-- Set exercise --
Repeat the material exactly, leaving nothing out.

── The records ──

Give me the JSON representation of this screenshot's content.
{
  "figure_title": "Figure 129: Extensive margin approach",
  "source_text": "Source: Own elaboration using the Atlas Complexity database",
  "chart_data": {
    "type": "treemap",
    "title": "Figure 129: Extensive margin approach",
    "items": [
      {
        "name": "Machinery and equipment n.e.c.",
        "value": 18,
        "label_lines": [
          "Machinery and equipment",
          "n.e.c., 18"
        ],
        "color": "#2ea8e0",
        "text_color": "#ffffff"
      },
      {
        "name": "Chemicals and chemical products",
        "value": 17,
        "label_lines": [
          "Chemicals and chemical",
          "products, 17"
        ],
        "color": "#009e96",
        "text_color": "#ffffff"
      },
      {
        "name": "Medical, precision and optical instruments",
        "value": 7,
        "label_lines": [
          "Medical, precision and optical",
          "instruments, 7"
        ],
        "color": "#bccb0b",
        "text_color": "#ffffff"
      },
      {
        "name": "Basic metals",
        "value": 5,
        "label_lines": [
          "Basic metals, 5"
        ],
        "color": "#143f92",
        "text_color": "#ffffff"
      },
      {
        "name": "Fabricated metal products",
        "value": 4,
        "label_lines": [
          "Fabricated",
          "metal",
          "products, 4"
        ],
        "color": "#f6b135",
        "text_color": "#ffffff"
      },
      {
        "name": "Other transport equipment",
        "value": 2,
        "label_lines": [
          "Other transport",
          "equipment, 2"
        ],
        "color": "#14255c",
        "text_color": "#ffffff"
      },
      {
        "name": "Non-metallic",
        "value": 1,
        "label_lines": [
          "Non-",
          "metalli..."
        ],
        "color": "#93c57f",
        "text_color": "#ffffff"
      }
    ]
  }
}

───

-- Result for this exercise --
Give me the JSON representation of this screenshot's content.
{
  "figure_title": "Figure 129: Extensive margin approach",
  "source_text": "Source: Own elaboration using the Atlas Complexity database",
  "chart_data": {
    "type": "treemap",
    "title": "Figure 129: Extensive margin approach",
    "items": [
      {
        "name": "Machinery and equipment n.e.c.",
        "value": 18,
        "label_lines": [
          "Machinery and equipment",
          "n.e.c., 18"
        ],
        "color": "#2ea8e0",
        "text_color": "#ffffff"
      },
      {
        "name": "Chemicals and chemical products",
        "value": 17,
        "label_lines": [
          "Chemicals and chemical",
          "products, 17"
        ],
        "color": "#009e96",
        "text_color": "#ffffff"
      },
      {
        "name": "Medical, precision and optical instruments",
        "value": 7,
        "label_lines": [
          "Medical, precision and optical",
          "instruments, 7"
        ],
        "color": "#bccb0b",
        "text_color": "#ffffff"
      },
      {
        "name": "Basic metals",
        "value": 5,
        "label_lines": [
          "Basic metals, 5"
        ],
        "color": "#143f92",
        "text_color": "#ffffff"
      },
      {
        "name": "Fabricated metal products",
        "value": 4,
        "label_lines": [
          "Fabricated",
          "metal",
          "products, 4"
        ],
        "color": "#f6b135",
        "text_color": "#ffffff"
      },
      {
        "name": "Other transport equipment",
        "value": 2,
        "label_lines": [
          "Other transport",
          "equipment, 2"
        ],
        "color": "#14255c",
        "text_color": "#ffffff"
      },
      {
        "name": "Non-metallic",
        "value": 1,
        "label_lines": [
          "Non-",
          "metalli..."
        ],
        "color": "#93c57f",
        "text_color": "#ffffff"
      }
    ]
  }
}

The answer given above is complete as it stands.